* _YOUR INSTRUCTIONS_
Copy out exactly the lines from the line containing "Convert this screenshot" to the end of the listing.

* _SOURCE DATA_
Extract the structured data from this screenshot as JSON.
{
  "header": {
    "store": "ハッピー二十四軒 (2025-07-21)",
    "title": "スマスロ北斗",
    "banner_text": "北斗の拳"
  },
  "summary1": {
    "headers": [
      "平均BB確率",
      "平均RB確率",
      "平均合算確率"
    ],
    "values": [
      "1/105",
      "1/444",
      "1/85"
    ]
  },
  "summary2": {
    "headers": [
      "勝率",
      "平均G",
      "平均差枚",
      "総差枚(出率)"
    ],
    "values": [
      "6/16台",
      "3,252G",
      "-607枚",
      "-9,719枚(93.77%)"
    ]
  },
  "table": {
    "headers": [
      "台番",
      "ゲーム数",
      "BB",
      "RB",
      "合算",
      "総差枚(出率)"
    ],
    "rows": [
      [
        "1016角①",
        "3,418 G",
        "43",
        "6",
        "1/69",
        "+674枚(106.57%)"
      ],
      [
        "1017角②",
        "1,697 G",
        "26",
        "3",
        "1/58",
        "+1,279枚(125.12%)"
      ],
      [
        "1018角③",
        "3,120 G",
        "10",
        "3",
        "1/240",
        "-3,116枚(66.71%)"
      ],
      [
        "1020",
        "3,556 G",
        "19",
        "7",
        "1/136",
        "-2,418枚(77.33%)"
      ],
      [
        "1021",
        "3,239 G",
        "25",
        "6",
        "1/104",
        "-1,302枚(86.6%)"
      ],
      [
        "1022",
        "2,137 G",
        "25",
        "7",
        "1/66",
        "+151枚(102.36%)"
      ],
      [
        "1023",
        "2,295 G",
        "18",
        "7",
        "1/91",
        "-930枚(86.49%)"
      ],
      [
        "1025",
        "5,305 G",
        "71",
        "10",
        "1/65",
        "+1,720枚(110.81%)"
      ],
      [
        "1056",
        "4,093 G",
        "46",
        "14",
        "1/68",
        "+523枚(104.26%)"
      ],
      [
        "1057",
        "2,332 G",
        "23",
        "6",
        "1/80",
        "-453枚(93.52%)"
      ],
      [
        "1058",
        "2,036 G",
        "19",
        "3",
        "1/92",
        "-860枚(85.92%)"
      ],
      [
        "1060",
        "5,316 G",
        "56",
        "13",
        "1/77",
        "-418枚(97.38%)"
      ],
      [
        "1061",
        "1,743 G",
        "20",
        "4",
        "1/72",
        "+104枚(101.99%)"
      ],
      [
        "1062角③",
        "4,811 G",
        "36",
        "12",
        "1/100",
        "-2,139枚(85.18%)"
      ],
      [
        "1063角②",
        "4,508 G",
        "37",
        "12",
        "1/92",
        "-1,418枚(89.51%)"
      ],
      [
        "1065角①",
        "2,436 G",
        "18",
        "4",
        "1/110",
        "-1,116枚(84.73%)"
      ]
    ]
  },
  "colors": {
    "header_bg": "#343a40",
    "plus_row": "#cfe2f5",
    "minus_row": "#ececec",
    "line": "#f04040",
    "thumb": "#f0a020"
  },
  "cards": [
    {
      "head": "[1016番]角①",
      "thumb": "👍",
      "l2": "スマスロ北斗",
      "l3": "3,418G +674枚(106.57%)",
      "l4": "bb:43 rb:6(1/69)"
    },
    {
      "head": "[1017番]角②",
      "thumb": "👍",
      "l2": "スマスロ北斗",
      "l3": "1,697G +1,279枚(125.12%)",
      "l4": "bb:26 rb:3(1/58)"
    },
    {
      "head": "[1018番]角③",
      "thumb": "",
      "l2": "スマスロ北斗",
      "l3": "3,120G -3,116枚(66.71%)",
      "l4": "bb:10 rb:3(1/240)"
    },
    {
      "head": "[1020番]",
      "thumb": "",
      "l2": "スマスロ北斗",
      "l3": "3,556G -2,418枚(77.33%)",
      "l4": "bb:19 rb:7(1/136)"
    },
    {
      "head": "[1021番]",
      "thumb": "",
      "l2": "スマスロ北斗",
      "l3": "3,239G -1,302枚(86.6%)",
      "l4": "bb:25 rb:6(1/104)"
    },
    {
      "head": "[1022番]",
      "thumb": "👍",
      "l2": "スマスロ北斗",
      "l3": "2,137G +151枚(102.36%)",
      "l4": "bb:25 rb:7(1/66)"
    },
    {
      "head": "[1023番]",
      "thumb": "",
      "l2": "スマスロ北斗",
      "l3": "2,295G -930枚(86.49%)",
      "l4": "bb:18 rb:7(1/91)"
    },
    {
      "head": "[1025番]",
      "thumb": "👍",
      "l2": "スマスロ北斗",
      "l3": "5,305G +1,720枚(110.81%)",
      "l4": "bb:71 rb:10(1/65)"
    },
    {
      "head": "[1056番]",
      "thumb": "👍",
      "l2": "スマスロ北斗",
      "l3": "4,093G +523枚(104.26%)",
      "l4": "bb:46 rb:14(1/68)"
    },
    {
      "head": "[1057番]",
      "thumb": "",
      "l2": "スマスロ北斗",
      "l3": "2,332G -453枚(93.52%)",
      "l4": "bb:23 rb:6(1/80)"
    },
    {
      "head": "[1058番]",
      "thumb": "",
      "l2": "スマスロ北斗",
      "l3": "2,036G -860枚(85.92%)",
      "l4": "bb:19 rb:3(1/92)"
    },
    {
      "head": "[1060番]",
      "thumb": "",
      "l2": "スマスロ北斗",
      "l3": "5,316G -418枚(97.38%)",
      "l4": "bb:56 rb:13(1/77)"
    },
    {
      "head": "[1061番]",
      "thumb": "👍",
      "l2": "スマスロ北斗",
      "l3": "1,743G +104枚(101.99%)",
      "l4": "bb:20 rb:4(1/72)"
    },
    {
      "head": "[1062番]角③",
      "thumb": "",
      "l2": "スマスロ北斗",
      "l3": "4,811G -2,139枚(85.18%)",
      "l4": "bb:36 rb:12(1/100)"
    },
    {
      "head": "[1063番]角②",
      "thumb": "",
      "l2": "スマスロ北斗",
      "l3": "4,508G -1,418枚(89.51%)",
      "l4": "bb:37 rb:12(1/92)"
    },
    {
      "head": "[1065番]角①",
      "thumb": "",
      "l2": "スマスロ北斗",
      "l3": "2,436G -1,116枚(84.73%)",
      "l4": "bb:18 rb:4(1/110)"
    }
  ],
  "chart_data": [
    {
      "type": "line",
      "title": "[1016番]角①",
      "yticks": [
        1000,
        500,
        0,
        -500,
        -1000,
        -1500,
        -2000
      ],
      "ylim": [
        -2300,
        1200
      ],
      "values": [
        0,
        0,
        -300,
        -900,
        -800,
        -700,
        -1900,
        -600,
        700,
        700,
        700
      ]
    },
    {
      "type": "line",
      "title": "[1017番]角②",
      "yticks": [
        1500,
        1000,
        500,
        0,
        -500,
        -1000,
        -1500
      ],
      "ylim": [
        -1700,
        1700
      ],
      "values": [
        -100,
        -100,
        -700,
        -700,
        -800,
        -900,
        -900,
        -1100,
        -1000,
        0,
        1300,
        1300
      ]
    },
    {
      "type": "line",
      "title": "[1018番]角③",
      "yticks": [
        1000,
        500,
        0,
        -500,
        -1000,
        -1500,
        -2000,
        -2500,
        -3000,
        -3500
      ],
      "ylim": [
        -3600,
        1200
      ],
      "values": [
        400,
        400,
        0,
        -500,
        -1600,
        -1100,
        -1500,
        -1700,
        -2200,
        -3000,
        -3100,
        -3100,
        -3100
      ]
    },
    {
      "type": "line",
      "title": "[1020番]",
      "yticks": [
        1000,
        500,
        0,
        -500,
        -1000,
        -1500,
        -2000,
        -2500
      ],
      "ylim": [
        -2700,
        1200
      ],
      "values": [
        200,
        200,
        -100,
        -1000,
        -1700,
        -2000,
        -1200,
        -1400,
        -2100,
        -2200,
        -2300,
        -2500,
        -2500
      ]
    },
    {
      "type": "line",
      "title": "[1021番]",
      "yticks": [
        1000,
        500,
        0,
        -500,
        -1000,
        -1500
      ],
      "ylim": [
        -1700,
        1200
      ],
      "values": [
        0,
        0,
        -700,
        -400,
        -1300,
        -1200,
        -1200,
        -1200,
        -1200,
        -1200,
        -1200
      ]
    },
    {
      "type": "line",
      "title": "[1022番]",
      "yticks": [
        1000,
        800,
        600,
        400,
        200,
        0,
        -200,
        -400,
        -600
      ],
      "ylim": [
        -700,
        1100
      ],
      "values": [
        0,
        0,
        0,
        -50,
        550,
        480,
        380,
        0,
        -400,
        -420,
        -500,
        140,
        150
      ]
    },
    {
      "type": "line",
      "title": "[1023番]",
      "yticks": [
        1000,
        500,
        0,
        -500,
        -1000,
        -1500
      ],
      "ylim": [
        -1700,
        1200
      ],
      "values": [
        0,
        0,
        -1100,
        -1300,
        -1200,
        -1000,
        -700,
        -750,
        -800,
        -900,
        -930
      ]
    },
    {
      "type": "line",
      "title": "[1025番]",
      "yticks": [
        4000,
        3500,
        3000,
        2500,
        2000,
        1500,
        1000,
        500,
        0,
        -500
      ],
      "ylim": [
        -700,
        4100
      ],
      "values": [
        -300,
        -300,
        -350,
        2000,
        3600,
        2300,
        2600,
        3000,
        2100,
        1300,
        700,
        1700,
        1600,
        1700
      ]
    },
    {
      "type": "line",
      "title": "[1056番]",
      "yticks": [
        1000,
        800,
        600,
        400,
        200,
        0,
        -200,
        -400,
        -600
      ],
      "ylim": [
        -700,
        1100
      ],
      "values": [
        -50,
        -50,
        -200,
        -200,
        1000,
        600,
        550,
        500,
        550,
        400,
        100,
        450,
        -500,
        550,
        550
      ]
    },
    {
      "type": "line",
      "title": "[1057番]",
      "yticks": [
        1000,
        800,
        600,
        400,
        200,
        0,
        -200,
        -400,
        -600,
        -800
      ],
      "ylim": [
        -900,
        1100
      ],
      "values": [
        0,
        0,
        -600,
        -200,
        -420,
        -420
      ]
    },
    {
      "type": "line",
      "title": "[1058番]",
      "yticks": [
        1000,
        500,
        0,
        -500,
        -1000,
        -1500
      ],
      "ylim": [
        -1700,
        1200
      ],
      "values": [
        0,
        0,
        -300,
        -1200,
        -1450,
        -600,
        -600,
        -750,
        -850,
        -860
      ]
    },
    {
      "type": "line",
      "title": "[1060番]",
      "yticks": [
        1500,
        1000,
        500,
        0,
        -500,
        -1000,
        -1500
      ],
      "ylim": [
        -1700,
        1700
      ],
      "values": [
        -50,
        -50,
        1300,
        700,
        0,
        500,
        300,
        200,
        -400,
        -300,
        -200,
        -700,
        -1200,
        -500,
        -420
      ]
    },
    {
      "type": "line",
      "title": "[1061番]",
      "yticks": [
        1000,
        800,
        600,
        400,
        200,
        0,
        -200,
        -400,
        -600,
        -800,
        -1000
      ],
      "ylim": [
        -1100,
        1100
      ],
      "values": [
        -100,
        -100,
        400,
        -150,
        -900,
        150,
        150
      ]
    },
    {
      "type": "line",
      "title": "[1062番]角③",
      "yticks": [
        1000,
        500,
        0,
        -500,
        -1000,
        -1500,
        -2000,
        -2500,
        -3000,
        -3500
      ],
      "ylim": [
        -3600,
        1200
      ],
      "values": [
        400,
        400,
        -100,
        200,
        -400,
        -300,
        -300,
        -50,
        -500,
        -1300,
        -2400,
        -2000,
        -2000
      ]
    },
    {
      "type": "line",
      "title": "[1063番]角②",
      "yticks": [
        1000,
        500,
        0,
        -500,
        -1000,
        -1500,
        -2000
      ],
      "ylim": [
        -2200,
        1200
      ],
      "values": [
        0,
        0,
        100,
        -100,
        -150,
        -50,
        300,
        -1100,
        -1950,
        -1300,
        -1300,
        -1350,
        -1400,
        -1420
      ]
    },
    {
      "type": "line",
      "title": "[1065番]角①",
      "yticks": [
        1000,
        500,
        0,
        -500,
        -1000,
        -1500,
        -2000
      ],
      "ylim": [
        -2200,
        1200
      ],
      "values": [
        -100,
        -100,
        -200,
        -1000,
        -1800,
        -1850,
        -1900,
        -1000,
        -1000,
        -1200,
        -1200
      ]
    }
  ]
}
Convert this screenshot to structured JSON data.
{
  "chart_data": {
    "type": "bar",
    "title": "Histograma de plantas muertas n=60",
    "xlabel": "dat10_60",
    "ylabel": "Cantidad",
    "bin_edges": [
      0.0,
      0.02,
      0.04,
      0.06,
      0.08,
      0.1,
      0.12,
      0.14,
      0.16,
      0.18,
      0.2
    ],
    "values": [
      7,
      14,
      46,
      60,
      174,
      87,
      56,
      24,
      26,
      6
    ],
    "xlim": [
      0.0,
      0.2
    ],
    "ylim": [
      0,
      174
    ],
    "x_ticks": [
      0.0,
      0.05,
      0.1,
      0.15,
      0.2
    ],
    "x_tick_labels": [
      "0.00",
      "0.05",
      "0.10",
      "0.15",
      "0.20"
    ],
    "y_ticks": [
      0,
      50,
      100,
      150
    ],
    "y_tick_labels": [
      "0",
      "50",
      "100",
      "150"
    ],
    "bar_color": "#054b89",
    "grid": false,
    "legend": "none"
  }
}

* _RESPONSE TO THIS EXERCISE_
Convert this screenshot to structured JSON data.
{
  "chart_data": {
    "type": "bar",
    "title": "Histograma de plantas muertas n=60",
    "xlabel": "dat10_60",
    "ylabel": "Cantidad",
    "bin_edges": [
      0.0,
      0.02,
      0.04,
      0.06,
      0.08,
      0.1,
      0.12,
      0.14,
      0.16,
      0.18,
      0.2
    ],
    "values": [
      7,
      14,
      46,
      60,
      174,
      87,
      56,
      24,
      26,
      6
    ],
    "xlim": [
      0.0,
      0.2
    ],
    "ylim": [
      0,
      174
    ],
    "x_ticks": [
      0.0,
      0.05,
      0.1,
      0.15,
      0.2
    ],
    "x_tick_labels": [
      "0.00",
      "0.05",
      "0.10",
      "0.15",
      "0.20"
    ],
    "y_ticks": [
      0,
      50,
      100,
      150
    ],
    "y_tick_labels": [
      "0",
      "50",
      "100",
      "150"
    ],
    "bar_color": "#054b89",
    "grid": false,
    "legend": "none"
  }
}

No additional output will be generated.